(DIRECTIVE) Write out the listing below exactly, and omit any images you find in it.

>> begin

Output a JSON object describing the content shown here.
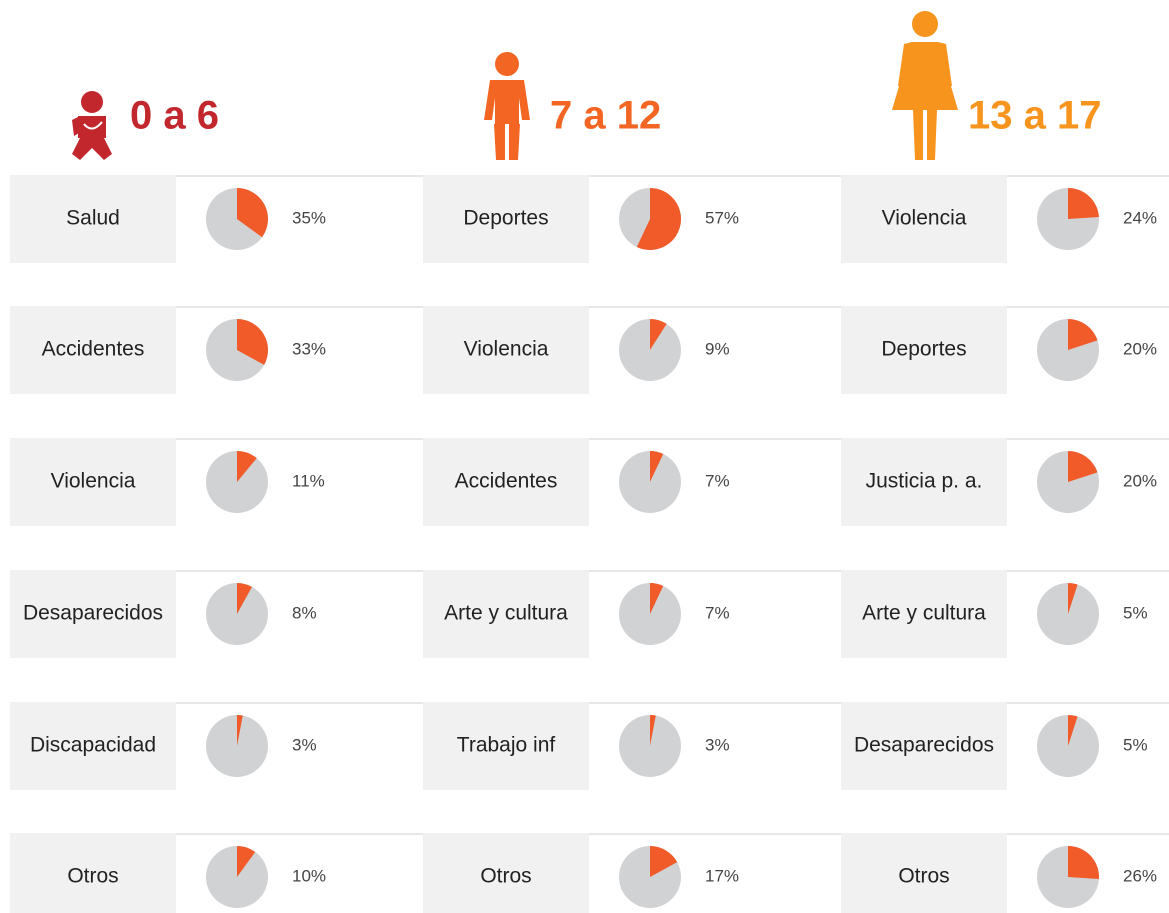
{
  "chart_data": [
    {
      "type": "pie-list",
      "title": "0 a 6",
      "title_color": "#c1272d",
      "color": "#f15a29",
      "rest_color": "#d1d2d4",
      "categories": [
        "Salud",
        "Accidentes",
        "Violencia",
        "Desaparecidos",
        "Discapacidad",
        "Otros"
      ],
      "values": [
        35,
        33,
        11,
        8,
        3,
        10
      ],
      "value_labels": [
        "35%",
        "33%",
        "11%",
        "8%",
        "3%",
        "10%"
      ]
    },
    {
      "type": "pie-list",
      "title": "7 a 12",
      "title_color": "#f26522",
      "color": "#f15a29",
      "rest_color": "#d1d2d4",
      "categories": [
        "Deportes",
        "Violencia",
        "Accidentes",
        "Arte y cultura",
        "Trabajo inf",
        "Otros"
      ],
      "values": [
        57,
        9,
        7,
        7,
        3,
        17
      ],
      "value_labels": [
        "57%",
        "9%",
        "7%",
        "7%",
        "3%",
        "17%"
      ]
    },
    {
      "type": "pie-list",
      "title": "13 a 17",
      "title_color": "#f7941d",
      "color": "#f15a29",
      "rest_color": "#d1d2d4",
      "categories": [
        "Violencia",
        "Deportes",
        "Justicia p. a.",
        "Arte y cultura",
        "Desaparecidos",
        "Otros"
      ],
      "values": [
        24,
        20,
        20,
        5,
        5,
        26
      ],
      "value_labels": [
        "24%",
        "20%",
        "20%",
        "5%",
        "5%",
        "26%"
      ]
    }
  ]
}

>> end

(WORKED SOLUTION)
Output a JSON object describing the content shown here.
{
  "chart_data": [
    {
      "type": "pie-list",
      "title": "0 a 6",
      "title_color": "#c1272d",
      "color": "#f15a29",
      "rest_color": "#d1d2d4",
      "categories": [
        "Salud",
        "Accidentes",
        "Violencia",
        "Desaparecidos",
        "Discapacidad",
        "Otros"
      ],
      "values": [
        35,
        33,
        11,
        8,
        3,
        10
      ],
      "value_labels": [
        "35%",
        "33%",
        "11%",
        "8%",
        "3%",
        "10%"
      ]
    },
    {
      "type": "pie-list",
      "title": "7 a 12",
      "title_color": "#f26522",
      "color": "#f15a29",
      "rest_color": "#d1d2d4",
      "categories": [
        "Deportes",
        "Violencia",
        "Accidentes",
        "Arte y cultura",
        "Trabajo inf",
        "Otros"
      ],
      "values": [
        57,
        9,
        7,
        7,
        3,
        17
      ],
      "value_labels": [
        "57%",
        "9%",
        "7%",
        "7%",
        "3%",
        "17%"
      ]
    },
    {
      "type": "pie-list",
      "title": "13 a 17",
      "title_color": "#f7941d",
      "color": "#f15a29",
      "rest_color": "#d1d2d4",
      "categories": [
        "Violencia",
        "Deportes",
        "Justicia p. a.",
        "Arte y cultura",
        "Desaparecidos",
        "Otros"
      ],
      "values": [
        24,
        20,
        20,
        5,
        5,
        26
      ],
      "value_labels": [
        "24%",
        "20%",
        "20%",
        "5%",
        "5%",
        "26%"
      ]
    }
  ]
}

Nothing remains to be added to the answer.